(Supplied records):

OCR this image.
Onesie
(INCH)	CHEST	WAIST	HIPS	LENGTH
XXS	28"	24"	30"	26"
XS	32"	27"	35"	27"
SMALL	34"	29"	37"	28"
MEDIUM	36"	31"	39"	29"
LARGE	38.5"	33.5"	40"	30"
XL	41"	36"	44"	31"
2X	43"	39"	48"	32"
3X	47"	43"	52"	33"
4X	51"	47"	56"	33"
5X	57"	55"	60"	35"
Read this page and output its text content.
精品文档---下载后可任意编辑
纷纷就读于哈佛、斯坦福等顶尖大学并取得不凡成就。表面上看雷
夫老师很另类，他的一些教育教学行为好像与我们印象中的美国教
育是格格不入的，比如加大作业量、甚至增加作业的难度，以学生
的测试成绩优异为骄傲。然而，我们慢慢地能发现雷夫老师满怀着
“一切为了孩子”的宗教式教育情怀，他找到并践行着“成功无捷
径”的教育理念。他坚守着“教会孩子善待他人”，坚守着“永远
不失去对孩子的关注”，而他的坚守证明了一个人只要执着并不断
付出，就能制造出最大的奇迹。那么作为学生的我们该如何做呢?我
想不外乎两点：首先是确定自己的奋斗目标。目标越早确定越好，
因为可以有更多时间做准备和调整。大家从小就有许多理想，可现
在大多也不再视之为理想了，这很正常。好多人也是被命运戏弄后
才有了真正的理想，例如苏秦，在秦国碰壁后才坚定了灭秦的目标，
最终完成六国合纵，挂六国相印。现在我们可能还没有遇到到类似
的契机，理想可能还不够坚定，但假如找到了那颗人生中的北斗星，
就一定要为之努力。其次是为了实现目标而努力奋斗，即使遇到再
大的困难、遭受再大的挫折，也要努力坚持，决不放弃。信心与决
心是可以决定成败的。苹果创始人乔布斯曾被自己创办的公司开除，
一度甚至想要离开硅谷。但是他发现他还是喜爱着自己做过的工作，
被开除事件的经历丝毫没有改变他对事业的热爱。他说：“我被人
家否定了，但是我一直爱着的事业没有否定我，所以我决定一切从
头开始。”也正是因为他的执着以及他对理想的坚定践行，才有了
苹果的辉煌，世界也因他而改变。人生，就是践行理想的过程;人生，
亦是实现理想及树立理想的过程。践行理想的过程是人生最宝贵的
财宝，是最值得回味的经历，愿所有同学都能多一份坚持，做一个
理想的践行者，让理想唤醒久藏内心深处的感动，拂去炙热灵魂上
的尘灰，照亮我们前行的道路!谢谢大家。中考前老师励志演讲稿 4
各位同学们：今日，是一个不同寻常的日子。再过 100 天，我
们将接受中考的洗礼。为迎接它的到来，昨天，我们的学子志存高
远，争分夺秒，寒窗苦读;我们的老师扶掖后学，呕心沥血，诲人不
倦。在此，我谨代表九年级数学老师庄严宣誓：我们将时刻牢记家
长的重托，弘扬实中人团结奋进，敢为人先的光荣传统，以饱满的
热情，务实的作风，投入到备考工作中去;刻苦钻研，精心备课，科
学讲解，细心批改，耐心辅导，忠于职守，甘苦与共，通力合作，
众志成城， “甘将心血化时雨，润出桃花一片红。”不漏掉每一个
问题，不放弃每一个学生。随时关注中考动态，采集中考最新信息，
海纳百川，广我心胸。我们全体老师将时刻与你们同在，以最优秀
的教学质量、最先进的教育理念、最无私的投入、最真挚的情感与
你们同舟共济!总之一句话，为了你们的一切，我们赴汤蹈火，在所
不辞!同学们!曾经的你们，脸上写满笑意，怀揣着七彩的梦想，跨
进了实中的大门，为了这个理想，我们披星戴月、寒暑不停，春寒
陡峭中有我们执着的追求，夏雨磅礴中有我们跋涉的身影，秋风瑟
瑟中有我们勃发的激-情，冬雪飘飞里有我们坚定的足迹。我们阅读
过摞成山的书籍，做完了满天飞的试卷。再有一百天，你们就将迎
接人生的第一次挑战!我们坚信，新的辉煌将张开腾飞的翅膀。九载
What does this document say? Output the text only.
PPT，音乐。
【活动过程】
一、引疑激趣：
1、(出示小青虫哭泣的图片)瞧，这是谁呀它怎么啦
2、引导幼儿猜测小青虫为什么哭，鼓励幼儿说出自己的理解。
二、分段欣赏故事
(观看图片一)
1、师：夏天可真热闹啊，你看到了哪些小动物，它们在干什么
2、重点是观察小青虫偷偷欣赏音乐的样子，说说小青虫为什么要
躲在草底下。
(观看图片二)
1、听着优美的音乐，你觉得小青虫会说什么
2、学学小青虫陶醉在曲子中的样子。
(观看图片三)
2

(Your goal):
Return the whole listing exactly.

(Problem solution):
OCR this image.
Onesie
(INCH)	CHEST	WAIST	HIPS	LENGTH
XXS	28"	24"	30"	26"
XS	32"	27"	35"	27"
SMALL	34"	29"	37"	28"
MEDIUM	36"	31"	39"	29"
LARGE	38.5"	33.5"	40"	30"
XL	41"	36"	44"	31"
2X	43"	39"	48"	32"
3X	47"	43"	52"	33"
4X	51"	47"	56"	33"
5X	57"	55"	60"	35"
Read this page and output its text content.
精品文档---下载后可任意编辑
纷纷就读于哈佛、斯坦福等顶尖大学并取得不凡成就。表面上看雷
夫老师很另类，他的一些教育教学行为好像与我们印象中的美国教
育是格格不入的，比如加大作业量、甚至增加作业的难度，以学生
的测试成绩优异为骄傲。然而，我们慢慢地能发现雷夫老师满怀着
“一切为了孩子”的宗教式教育情怀，他找到并践行着“成功无捷
径”的教育理念。他坚守着“教会孩子善待他人”，坚守着“永远
不失去对孩子的关注”，而他的坚守证明了一个人只要执着并不断
付出，就能制造出最大的奇迹。那么作为学生的我们该如何做呢?我
想不外乎两点：首先是确定自己的奋斗目标。目标越早确定越好，
因为可以有更多时间做准备和调整。大家从小就有许多理想，可现
在大多也不再视之为理想了，这很正常。好多人也是被命运戏弄后
才有了真正的理想，例如苏秦，在秦国碰壁后才坚定了灭秦的目标，
最终完成六国合纵，挂六国相印。现在我们可能还没有遇到到类似
的契机，理想可能还不够坚定，但假如找到了那颗人生中的北斗星，
就一定要为之努力。其次是为了实现目标而努力奋斗，即使遇到再
大的困难、遭受再大的挫折，也要努力坚持，决不放弃。信心与决
心是可以决定成败的。苹果创始人乔布斯曾被自己创办的公司开除，
一度甚至想要离开硅谷。但是他发现他还是喜爱着自己做过的工作，
被开除事件的经历丝毫没有改变他对事业的热爱。他说：“我被人
家否定了，但是我一直爱着的事业没有否定我，所以我决定一切从
头开始。”也正是因为他的执着以及他对理想的坚定践行，才有了
苹果的辉煌，世界也因他而改变。人生，就是践行理想的过程;人生，
亦是实现理想及树立理想的过程。践行理想的过程是人生最宝贵的
财宝，是最值得回味的经历，愿所有同学都能多一份坚持，做一个
理想的践行者，让理想唤醒久藏内心深处的感动，拂去炙热灵魂上
的尘灰，照亮我们前行的道路!谢谢大家。中考前老师励志演讲稿 4
各位同学们：今日，是一个不同寻常的日子。再过 100 天，我
们将接受中考的洗礼。为迎接它的到来，昨天，我们的学子志存高
远，争分夺秒，寒窗苦读;我们的老师扶掖后学，呕心沥血，诲人不
倦。在此，我谨代表九年级数学老师庄严宣誓：我们将时刻牢记家
长的重托，弘扬实中人团结奋进，敢为人先的光荣传统，以饱满的
热情，务实的作风，投入到备考工作中去;刻苦钻研，精心备课，科
学讲解，细心批改，耐心辅导，忠于职守，甘苦与共，通力合作，
众志成城， “甘将心血化时雨，润出桃花一片红。”不漏掉每一个
问题，不放弃每一个学生。随时关注中考动态，采集中考最新信息，
海纳百川，广我心胸。我们全体老师将时刻与你们同在，以最优秀
的教学质量、最先进的教育理念、最无私的投入、最真挚的情感与
你们同舟共济!总之一句话，为了你们的一切，我们赴汤蹈火，在所
不辞!同学们!曾经的你们，脸上写满笑意，怀揣着七彩的梦想，跨
进了实中的大门，为了这个理想，我们披星戴月、寒暑不停，春寒
陡峭中有我们执着的追求，夏雨磅礴中有我们跋涉的身影，秋风瑟
瑟中有我们勃发的激-情，冬雪飘飞里有我们坚定的足迹。我们阅读
过摞成山的书籍，做完了满天飞的试卷。再有一百天，你们就将迎
接人生的第一次挑战!我们坚信，新的辉煌将张开腾飞的翅膀。九载
What does this document say? Output the text only.
PPT，音乐。
【活动过程】
一、引疑激趣：
1、(出示小青虫哭泣的图片)瞧，这是谁呀它怎么啦
2、引导幼儿猜测小青虫为什么哭，鼓励幼儿说出自己的理解。
二、分段欣赏故事
(观看图片一)
1、师：夏天可真热闹啊，你看到了哪些小动物，它们在干什么
2、重点是观察小青虫偷偷欣赏音乐的样子，说说小青虫为什么要
躲在草底下。
(观看图片二)
1、听着优美的音乐，你觉得小青虫会说什么
2、学学小青虫陶醉在曲子中的样子。
(观看图片三)
2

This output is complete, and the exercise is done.